• PROBLEM DETAILS
Arrange every line of the data below as a Markdown table with two columns, Row and Entry. Number the rows in order and leave out any blank lines.

• DATA LINES
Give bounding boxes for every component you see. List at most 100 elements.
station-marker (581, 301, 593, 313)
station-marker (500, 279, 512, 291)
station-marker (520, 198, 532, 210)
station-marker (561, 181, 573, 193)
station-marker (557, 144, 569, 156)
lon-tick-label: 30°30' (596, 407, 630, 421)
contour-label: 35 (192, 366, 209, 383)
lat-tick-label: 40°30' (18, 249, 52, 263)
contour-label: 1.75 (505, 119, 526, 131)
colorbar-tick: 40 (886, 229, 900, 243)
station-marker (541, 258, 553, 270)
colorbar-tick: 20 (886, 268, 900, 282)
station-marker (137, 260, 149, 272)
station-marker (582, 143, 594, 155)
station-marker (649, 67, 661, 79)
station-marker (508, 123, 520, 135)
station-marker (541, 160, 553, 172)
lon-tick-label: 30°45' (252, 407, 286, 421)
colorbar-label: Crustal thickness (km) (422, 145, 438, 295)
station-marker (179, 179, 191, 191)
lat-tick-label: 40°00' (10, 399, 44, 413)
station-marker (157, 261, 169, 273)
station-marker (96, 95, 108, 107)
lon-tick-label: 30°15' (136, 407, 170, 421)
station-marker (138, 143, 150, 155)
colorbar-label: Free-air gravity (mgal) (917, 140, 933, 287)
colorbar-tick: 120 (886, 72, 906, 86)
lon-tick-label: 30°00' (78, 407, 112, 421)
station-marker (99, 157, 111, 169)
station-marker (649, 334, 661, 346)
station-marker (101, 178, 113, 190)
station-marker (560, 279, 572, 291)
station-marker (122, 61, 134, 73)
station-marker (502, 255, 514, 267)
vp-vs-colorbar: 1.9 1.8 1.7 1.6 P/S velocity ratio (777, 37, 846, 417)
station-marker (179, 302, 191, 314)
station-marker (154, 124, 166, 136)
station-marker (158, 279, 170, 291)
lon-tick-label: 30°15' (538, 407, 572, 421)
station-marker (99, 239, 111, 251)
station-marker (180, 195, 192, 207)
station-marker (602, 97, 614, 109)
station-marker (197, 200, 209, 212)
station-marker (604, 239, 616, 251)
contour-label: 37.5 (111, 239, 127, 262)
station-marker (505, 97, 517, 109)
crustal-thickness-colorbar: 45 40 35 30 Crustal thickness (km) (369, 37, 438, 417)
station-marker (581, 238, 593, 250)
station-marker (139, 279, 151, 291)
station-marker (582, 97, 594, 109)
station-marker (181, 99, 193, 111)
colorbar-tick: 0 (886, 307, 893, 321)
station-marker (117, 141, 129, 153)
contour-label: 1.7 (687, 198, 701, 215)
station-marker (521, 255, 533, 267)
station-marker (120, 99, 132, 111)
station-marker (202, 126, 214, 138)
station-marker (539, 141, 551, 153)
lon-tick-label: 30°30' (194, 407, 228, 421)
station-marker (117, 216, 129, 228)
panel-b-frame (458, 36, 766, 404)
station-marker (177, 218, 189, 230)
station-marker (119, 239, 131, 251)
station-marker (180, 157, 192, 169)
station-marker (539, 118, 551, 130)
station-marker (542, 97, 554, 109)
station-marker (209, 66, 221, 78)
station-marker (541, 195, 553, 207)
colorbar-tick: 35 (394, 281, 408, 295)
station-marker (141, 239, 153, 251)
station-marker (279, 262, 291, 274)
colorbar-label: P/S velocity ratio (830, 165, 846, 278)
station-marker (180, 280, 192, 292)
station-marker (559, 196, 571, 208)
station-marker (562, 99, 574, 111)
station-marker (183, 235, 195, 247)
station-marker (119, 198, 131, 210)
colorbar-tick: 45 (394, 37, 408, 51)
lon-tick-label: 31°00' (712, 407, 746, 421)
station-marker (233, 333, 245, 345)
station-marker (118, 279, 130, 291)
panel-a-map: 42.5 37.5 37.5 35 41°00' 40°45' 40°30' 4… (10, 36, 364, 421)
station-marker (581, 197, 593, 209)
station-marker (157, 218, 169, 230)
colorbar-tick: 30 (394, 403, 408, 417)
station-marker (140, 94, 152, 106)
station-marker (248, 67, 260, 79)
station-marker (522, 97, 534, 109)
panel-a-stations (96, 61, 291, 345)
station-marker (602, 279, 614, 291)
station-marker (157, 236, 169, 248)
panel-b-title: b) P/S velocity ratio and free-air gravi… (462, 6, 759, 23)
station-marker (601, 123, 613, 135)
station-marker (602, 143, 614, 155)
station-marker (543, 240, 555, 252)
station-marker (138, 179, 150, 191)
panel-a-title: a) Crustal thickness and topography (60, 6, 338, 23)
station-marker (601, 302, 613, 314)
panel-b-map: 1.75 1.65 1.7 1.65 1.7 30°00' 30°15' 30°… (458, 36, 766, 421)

• THE RESPONSE
| Row | Entry |
|---|---|
| 1 | Give bounding boxes for every component you see. List at most 100 elements. |
| 2 | station-marker (581, 301, 593, 313) |
| 3 | station-marker (500, 279, 512, 291) |
| 4 | station-marker (520, 198, 532, 210) |
| 5 | station-marker (561, 181, 573, 193) |
| 6 | station-marker (557, 144, 569, 156) |
| 7 | lon-tick-label: 30°30' (596, 407, 630, 421) |
| 8 | contour-label: 35 (192, 366, 209, 383) |
| 9 | lat-tick-label: 40°30' (18, 249, 52, 263) |
| 10 | contour-label: 1.75 (505, 119, 526, 131) |
| 11 | colorbar-tick: 40 (886, 229, 900, 243) |
| 12 | station-marker (541, 258, 553, 270) |
| 13 | colorbar-tick: 20 (886, 268, 900, 282) |
| 14 | station-marker (137, 260, 149, 272) |
| 15 | station-marker (582, 143, 594, 155) |
| 16 | station-marker (649, 67, 661, 79) |
| 17 | station-marker (508, 123, 520, 135) |
| 18 | station-marker (541, 160, 553, 172) |
| 19 | lon-tick-label: 30°45' (252, 407, 286, 421) |
| 20 | colorbar-label: Crustal thickness (km) (422, 145, 438, 295) |
| 21 | station-marker (179, 179, 191, 191) |
| 22 | lat-tick-label: 40°00' (10, 399, 44, 413) |
| 23 | station-marker (157, 261, 169, 273) |
| 24 | station-marker (96, 95, 108, 107) |
| 25 | lon-tick-label: 30°15' (136, 407, 170, 421) |
| 26 | station-marker (138, 143, 150, 155) |
| 27 | colorbar-label: Free-air gravity (mgal) (917, 140, 933, 287) |
| 28 | colorbar-tick: 120 (886, 72, 906, 86) |
| 29 | lon-tick-label: 30°00' (78, 407, 112, 421) |
| 30 | station-marker (99, 157, 111, 169) |
| 31 | station-marker (649, 334, 661, 346) |
| 32 | station-marker (101, 178, 113, 190) |
| 33 | station-marker (560, 279, 572, 291) |
| 34 | station-marker (122, 61, 134, 73) |
| 35 | station-marker (502, 255, 514, 267) |
| 36 | vp-vs-colorbar: 1.9 1.8 1.7 1.6 P/S velocity ratio (777, 37, 846, 417) |
| 37 | station-marker (179, 302, 191, 314) |
| 38 | station-marker (154, 124, 166, 136) |
| 39 | station-marker (158, 279, 170, 291) |
| 40 | lon-tick-label: 30°15' (538, 407, 572, 421) |
| 41 | station-marker (99, 239, 111, 251) |
| 42 | station-marker (180, 195, 192, 207) |
| 43 | station-marker (602, 97, 614, 109) |
| 44 | station-marker (197, 200, 209, 212) |
| 45 | station-marker (604, 239, 616, 251) |
| 46 | contour-label: 37.5 (111, 239, 127, 262) |
| 47 | station-marker (505, 97, 517, 109) |
| 48 | crustal-thickness-colorbar: 45 40 35 30 Crustal thickness (km) (369, 37, 438, 417) |
| 49 | station-marker (581, 238, 593, 250) |
| 50 | station-marker (139, 279, 151, 291) |
| 51 | station-marker (582, 97, 594, 109) |
| 52 | station-marker (181, 99, 193, 111) |
| 53 | colorbar-tick: 0 (886, 307, 893, 321) |
| 54 | station-marker (117, 141, 129, 153) |
| 55 | contour-label: 1.7 (687, 198, 701, 215) |
| 56 | station-marker (521, 255, 533, 267) |
| 57 | station-marker (120, 99, 132, 111) |
| 58 | station-marker (202, 126, 214, 138) |
| 59 | station-marker (539, 141, 551, 153) |
| 60 | lon-tick-label: 30°30' (194, 407, 228, 421) |
| 61 | station-marker (117, 216, 129, 228) |
| 62 | panel-b-frame (458, 36, 766, 404) |
| 63 | station-marker (177, 218, 189, 230) |
| 64 | station-marker (119, 239, 131, 251) |
| 65 | station-marker (180, 157, 192, 169) |
| 66 | station-marker (539, 118, 551, 130) |
| 67 | station-marker (542, 97, 554, 109) |
| 68 | station-marker (209, 66, 221, 78) |
| 69 | station-marker (541, 195, 553, 207) |
| 70 | colorbar-tick: 35 (394, 281, 408, 295) |
| 71 | station-marker (141, 239, 153, 251) |
| 72 | station-marker (279, 262, 291, 274) |
| 73 | colorbar-label: P/S velocity ratio (830, 165, 846, 278) |
| 74 | station-marker (180, 280, 192, 292) |
| 75 | station-marker (559, 196, 571, 208) |
| 76 | station-marker (562, 99, 574, 111) |
| 77 | station-marker (183, 235, 195, 247) |
| 78 | station-marker (119, 198, 131, 210) |
| 79 | colorbar-tick: 45 (394, 37, 408, 51) |
| 80 | lon-tick-label: 31°00' (712, 407, 746, 421) |
| 81 | station-marker (233, 333, 245, 345) |
| 82 | station-marker (118, 279, 130, 291) |
| 83 | panel-a-map: 42.5 37.5 37.5 35 41°00' 40°45' 40°30' 4… (10, 36, 364, 421) |
| 84 | station-marker (581, 197, 593, 209) |
| 85 | station-marker (157, 218, 169, 230) |
| 86 | colorbar-tick: 30 (394, 403, 408, 417) |
| 87 | station-marker (140, 94, 152, 106) |
| 88 | station-marker (248, 67, 260, 79) |
| 89 | station-marker (522, 97, 534, 109) |
| 90 | panel-a-stations (96, 61, 291, 345) |
| 91 | station-marker (602, 279, 614, 291) |
| 92 | station-marker (157, 236, 169, 248) |
| 93 | panel-b-title: b) P/S velocity ratio and free-air gravi… (462, 6, 759, 23) |
| 94 | station-marker (601, 123, 613, 135) |
| 95 | station-marker (602, 143, 614, 155) |
| 96 | station-marker (543, 240, 555, 252) |
| 97 | station-marker (138, 179, 150, 191) |
| 98 | panel-a-title: a) Crustal thickness and topography (60, 6, 338, 23) |
| 99 | station-marker (601, 302, 613, 314) |
| 100 | panel-b-map: 1.75 1.65 1.7 1.65 1.7 30°00' 30°15' 30°… (458, 36, 766, 421) |